Task directions:
Here are some records; copy every line that holds the word "coordinate".

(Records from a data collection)
----------

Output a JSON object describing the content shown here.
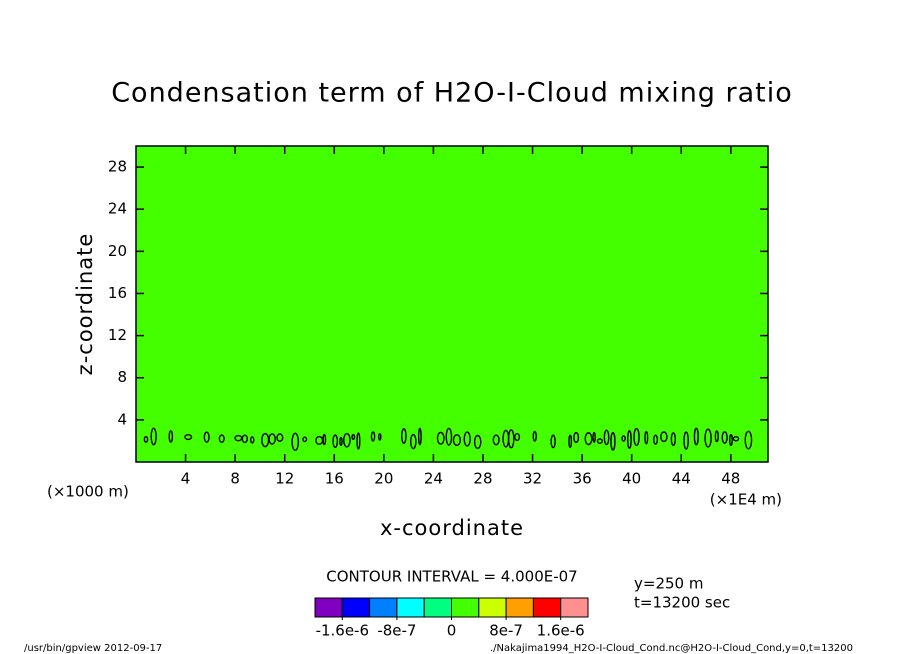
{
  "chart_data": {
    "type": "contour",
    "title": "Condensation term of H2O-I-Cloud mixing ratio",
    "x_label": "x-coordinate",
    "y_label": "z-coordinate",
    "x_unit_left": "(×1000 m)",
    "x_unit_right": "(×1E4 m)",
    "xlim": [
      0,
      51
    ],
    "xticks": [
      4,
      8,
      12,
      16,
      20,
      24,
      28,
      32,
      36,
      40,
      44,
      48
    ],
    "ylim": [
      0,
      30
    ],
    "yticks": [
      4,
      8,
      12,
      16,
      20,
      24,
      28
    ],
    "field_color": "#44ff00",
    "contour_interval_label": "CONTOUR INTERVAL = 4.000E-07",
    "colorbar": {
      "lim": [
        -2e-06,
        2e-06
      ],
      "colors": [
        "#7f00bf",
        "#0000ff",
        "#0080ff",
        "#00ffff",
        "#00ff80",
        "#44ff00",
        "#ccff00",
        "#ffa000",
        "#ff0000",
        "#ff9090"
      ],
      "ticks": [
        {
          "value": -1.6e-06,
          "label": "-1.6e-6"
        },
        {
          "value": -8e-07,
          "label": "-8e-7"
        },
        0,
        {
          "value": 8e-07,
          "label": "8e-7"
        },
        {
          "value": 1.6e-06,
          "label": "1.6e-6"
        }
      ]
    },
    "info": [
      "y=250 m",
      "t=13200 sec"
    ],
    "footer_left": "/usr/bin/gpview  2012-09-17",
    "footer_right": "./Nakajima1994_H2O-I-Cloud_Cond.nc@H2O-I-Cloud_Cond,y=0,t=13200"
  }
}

----------

Written solution:
    "x_label": "x-coordinate",
    "y_label": "z-coordinate",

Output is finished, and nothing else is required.